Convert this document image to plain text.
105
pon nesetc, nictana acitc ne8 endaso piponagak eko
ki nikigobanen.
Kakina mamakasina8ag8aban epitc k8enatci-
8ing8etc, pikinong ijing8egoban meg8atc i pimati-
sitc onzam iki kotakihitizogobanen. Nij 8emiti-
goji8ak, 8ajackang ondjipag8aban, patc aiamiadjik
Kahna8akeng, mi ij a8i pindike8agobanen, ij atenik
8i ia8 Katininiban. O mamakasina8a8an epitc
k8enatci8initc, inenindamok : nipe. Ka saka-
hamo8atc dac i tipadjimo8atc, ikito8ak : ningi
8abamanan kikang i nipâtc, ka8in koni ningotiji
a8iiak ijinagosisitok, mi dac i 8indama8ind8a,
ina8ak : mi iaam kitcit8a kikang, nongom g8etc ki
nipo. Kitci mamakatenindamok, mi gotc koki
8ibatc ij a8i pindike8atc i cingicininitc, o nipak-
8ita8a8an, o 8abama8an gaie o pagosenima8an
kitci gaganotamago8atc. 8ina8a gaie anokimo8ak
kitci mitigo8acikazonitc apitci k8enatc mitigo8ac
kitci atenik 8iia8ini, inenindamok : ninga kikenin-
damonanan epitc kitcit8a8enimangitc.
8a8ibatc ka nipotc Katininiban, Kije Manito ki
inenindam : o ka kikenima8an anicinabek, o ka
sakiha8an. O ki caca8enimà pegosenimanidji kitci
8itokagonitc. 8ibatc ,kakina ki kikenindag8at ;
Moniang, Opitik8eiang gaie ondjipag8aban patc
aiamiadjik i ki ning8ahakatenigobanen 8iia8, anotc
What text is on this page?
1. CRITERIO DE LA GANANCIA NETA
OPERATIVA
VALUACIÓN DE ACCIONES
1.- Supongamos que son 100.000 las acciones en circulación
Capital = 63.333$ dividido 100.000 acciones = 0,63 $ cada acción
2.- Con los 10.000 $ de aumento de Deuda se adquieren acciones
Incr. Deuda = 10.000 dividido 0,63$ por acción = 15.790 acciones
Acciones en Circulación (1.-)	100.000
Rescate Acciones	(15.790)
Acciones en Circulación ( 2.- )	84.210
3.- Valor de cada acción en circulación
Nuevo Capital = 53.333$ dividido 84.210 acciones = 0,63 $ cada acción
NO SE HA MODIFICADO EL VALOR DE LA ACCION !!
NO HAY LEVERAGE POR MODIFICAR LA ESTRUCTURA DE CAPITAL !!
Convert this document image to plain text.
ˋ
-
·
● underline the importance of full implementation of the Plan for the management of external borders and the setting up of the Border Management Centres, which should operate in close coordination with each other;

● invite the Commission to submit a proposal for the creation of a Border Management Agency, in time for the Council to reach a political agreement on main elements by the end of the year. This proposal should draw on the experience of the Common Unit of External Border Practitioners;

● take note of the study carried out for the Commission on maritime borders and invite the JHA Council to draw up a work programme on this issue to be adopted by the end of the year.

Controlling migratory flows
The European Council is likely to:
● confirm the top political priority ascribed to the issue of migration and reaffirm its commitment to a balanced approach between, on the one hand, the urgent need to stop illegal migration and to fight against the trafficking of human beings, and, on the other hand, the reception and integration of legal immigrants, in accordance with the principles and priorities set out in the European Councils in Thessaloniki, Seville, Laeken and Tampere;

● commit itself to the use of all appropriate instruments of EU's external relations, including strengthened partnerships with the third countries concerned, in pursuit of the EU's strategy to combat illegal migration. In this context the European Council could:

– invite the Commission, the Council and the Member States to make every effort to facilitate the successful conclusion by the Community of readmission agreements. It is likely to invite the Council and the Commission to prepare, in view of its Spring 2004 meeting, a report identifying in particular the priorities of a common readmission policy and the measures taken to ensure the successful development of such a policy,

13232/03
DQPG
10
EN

**BRIEF**
All of the data must be returned exactly.

**SOLUTION BELOW**
Convert this document image to plain text.
105
pon nesetc, nictana acitc ne8 endaso piponagak eko
ki nikigobanen.
Kakina mamakasina8ag8aban epitc k8enatci-
8ing8etc, pikinong ijing8egoban meg8atc i pimati-
sitc onzam iki kotakihitizogobanen. Nij 8emiti-
goji8ak, 8ajackang ondjipag8aban, patc aiamiadjik
Kahna8akeng, mi ij a8i pindike8agobanen, ij atenik
8i ia8 Katininiban. O mamakasina8a8an epitc
k8enatci8initc, inenindamok : nipe. Ka saka-
hamo8atc dac i tipadjimo8atc, ikito8ak : ningi
8abamanan kikang i nipâtc, ka8in koni ningotiji
a8iiak ijinagosisitok, mi dac i 8indama8ind8a,
ina8ak : mi iaam kitcit8a kikang, nongom g8etc ki
nipo. Kitci mamakatenindamok, mi gotc koki
8ibatc ij a8i pindike8atc i cingicininitc, o nipak-
8ita8a8an, o 8abama8an gaie o pagosenima8an
kitci gaganotamago8atc. 8ina8a gaie anokimo8ak
kitci mitigo8acikazonitc apitci k8enatc mitigo8ac
kitci atenik 8iia8ini, inenindamok : ninga kikenin-
damonanan epitc kitcit8a8enimangitc.
8a8ibatc ka nipotc Katininiban, Kije Manito ki
inenindam : o ka kikenima8an anicinabek, o ka
sakiha8an. O ki caca8enimà pegosenimanidji kitci
8itokagonitc. 8ibatc ,kakina ki kikenindag8at ;
Moniang, Opitik8eiang gaie ondjipag8aban patc
aiamiadjik i ki ning8ahakatenigobanen 8iia8, anotc
What text is on this page?
1. CRITERIO DE LA GANANCIA NETA
OPERATIVA
VALUACIÓN DE ACCIONES
1.- Supongamos que son 100.000 las acciones en circulación
Capital = 63.333$ dividido 100.000 acciones = 0,63 $ cada acción
2.- Con los 10.000 $ de aumento de Deuda se adquieren acciones
Incr. Deuda = 10.000 dividido 0,63$ por acción = 15.790 acciones
Acciones en Circulación (1.-)	100.000
Rescate Acciones	(15.790)
Acciones en Circulación ( 2.- )	84.210
3.- Valor de cada acción en circulación
Nuevo Capital = 53.333$ dividido 84.210 acciones = 0,63 $ cada acción
NO SE HA MODIFICADO EL VALOR DE LA ACCION !!
NO HAY LEVERAGE POR MODIFICAR LA ESTRUCTURA DE CAPITAL !!
Convert this document image to plain text.
ˋ
-
·
● underline the importance of full implementation of the Plan for the management of external borders and the setting up of the Border Management Centres, which should operate in close coordination with each other;

● invite the Commission to submit a proposal for the creation of a Border Management Agency, in time for the Council to reach a political agreement on main elements by the end of the year. This proposal should draw on the experience of the Common Unit of External Border Practitioners;

● take note of the study carried out for the Commission on maritime borders and invite the JHA Council to draw up a work programme on this issue to be adopted by the end of the year.

Controlling migratory flows
The European Council is likely to:
● confirm the top political priority ascribed to the issue of migration and reaffirm its commitment to a balanced approach between, on the one hand, the urgent need to stop illegal migration and to fight against the trafficking of human beings, and, on the other hand, the reception and integration of legal immigrants, in accordance with the principles and priorities set out in the European Councils in Thessaloniki, Seville, Laeken and Tampere;

● commit itself to the use of all appropriate instruments of EU's external relations, including strengthened partnerships with the third countries concerned, in pursuit of the EU's strategy to combat illegal migration. In this context the European Council could:

– invite the Commission, the Council and the Member States to make every effort to facilitate the successful conclusion by the Community of readmission agreements. It is likely to invite the Council and the Commission to prepare, in view of its Spring 2004 meeting, a report identifying in particular the priorities of a common readmission policy and the measures taken to ensure the successful development of such a policy,

13232/03
DQPG
10
EN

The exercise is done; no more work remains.